WHAT THE TASK ASKS -> Wherever the string "Conference" appears, copy the whole line.

RECORD EXCERPTS ->
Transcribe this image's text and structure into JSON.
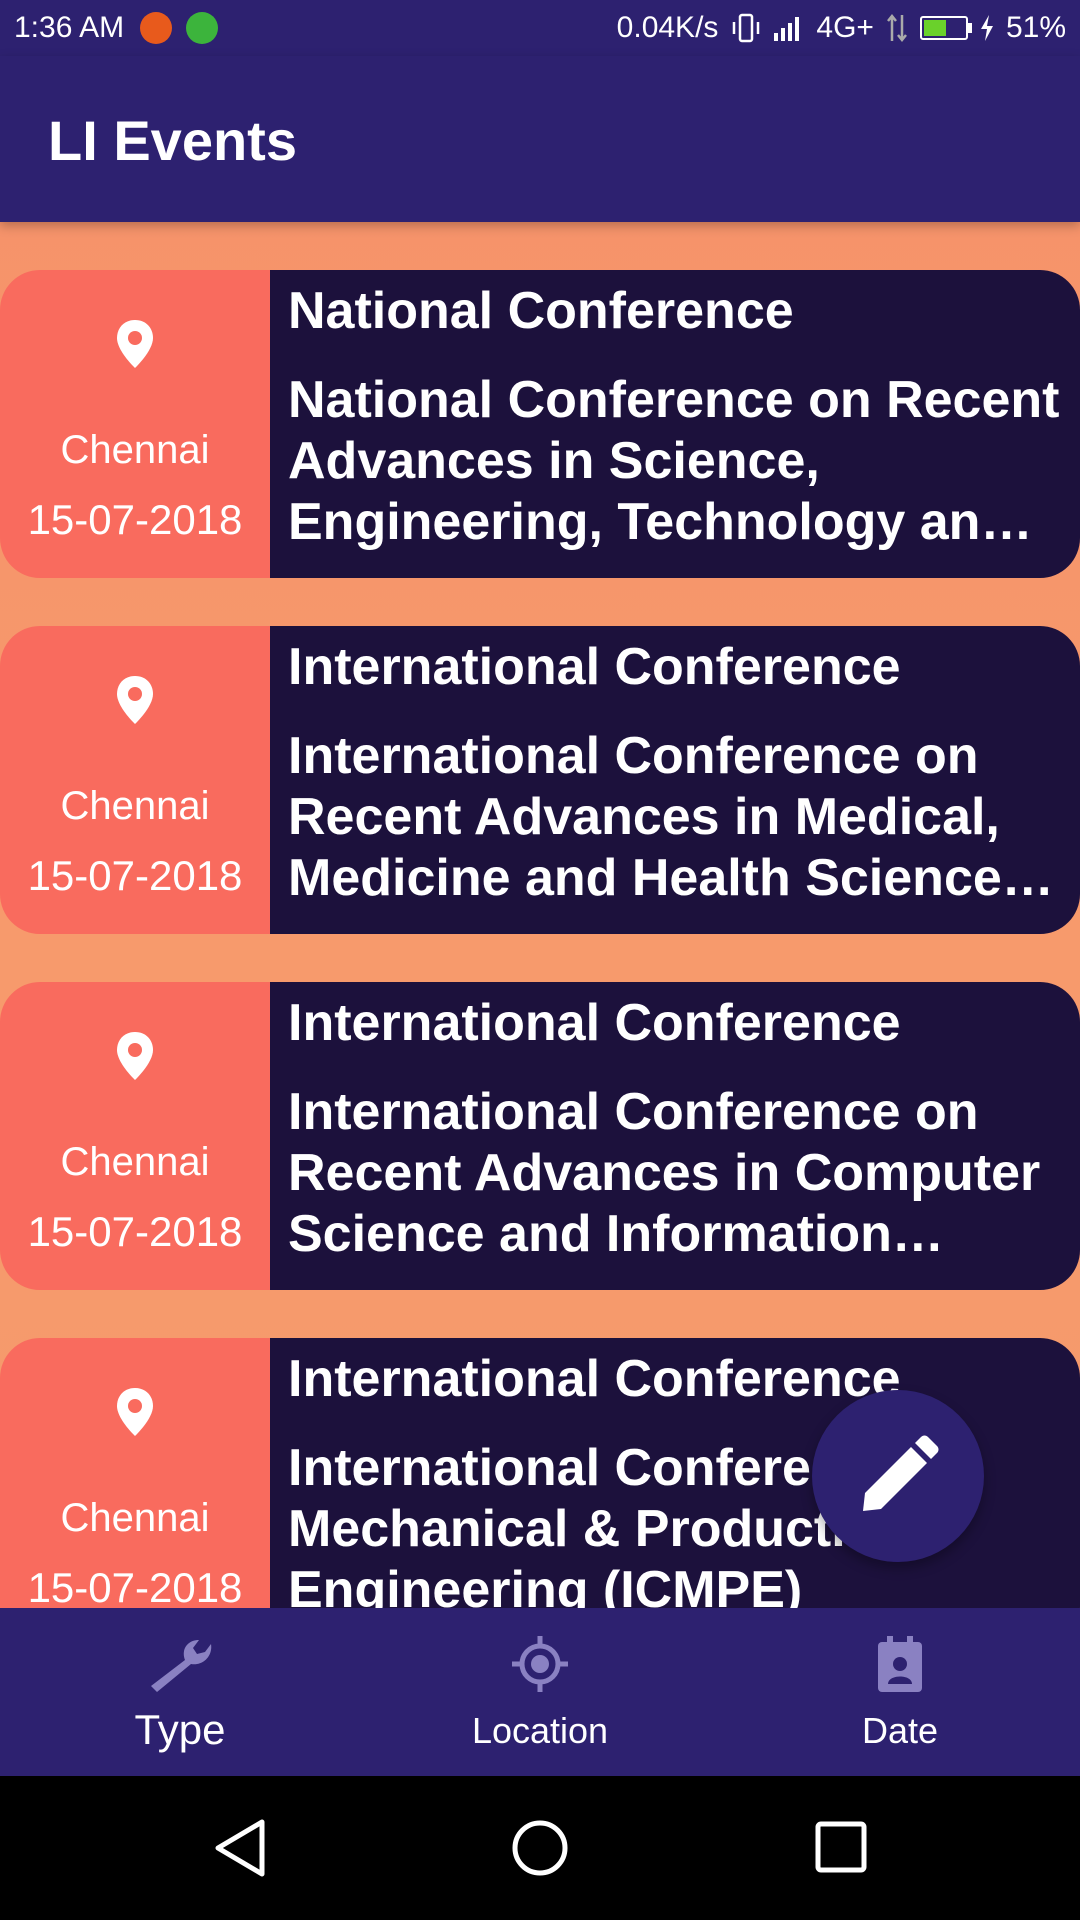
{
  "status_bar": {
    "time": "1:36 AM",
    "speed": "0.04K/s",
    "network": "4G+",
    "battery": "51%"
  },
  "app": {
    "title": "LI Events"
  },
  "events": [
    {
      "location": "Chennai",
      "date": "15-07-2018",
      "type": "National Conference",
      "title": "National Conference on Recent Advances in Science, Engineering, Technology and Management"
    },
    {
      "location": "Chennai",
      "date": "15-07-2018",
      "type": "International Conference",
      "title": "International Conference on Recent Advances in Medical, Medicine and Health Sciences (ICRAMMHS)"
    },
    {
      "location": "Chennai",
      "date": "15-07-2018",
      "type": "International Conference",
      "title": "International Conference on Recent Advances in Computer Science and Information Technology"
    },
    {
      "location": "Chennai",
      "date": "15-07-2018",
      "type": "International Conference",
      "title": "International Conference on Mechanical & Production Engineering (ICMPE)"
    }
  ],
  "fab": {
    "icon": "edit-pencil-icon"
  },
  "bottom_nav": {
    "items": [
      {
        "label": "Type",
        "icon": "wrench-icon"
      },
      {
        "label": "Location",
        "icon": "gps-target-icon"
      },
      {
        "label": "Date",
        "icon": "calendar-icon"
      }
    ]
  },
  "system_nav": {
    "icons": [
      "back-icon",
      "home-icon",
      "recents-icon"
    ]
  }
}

---

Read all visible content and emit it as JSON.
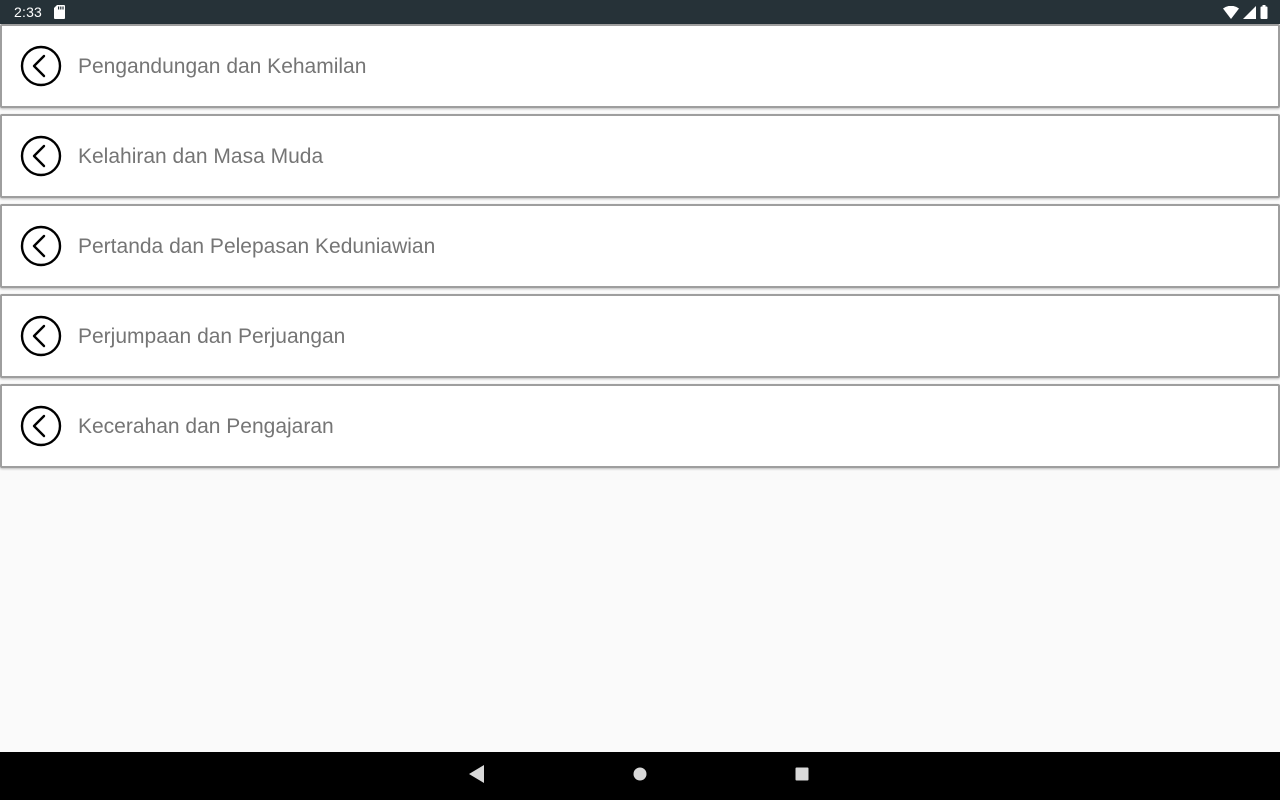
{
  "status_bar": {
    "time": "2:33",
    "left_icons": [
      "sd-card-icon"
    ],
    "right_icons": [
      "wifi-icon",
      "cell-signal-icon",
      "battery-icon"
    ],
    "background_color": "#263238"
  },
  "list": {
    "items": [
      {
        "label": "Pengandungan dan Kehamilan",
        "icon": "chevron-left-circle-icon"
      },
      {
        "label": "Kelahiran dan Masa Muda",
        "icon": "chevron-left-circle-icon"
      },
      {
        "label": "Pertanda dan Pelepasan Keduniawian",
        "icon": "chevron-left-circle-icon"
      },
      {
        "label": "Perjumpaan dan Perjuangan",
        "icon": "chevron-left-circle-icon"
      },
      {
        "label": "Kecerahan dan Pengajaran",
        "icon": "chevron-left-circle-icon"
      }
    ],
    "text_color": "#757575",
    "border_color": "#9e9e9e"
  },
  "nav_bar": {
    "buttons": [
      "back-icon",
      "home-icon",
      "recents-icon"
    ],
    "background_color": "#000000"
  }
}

--

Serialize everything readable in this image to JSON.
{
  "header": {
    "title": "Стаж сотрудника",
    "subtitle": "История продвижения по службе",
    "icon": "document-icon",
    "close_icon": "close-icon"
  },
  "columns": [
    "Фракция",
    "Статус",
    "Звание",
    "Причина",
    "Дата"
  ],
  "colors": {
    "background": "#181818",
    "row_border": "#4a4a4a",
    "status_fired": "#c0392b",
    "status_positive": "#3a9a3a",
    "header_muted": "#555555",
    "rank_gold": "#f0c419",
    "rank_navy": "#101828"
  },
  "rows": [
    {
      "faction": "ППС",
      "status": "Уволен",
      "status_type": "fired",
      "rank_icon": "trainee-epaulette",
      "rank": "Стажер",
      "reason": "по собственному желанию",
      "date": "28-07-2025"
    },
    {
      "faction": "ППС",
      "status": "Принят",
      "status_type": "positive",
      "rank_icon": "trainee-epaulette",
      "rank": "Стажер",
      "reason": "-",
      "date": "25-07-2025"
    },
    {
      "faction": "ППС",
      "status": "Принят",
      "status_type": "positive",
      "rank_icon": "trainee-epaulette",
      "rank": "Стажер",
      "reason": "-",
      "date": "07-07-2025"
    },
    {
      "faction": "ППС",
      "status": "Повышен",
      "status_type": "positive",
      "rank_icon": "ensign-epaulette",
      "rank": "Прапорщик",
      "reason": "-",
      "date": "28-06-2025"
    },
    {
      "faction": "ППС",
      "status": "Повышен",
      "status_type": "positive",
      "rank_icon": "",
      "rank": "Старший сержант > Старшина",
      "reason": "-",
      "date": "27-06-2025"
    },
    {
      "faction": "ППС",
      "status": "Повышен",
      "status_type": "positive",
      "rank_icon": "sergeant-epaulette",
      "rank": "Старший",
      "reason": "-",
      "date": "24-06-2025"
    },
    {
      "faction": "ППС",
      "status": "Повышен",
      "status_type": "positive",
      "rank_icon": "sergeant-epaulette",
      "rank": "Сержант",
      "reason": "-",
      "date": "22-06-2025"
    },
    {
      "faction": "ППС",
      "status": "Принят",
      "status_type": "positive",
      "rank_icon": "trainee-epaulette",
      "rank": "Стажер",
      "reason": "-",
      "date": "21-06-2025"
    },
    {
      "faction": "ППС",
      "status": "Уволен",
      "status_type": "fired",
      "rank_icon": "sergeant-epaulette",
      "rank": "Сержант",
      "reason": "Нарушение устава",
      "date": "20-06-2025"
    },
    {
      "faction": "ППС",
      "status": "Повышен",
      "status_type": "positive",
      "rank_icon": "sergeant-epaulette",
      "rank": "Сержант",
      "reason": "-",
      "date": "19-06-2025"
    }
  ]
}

RESPONSE ->
      "type": "National Conference",
      "title": "National Conference on Recent Advances in Science, Engineering, Technology and Management"
      "type": "International Conference",
      "title": "International Conference on Recent Advances in Medical, Medicine and Health Sciences (ICRAMMHS)"
      "type": "International Conference",
      "title": "International Conference on Recent Advances in Computer Science and Information Technology"
      "type": "International Conference",
      "title": "International Conference on Mechanical & Production Engineering (ICMPE)"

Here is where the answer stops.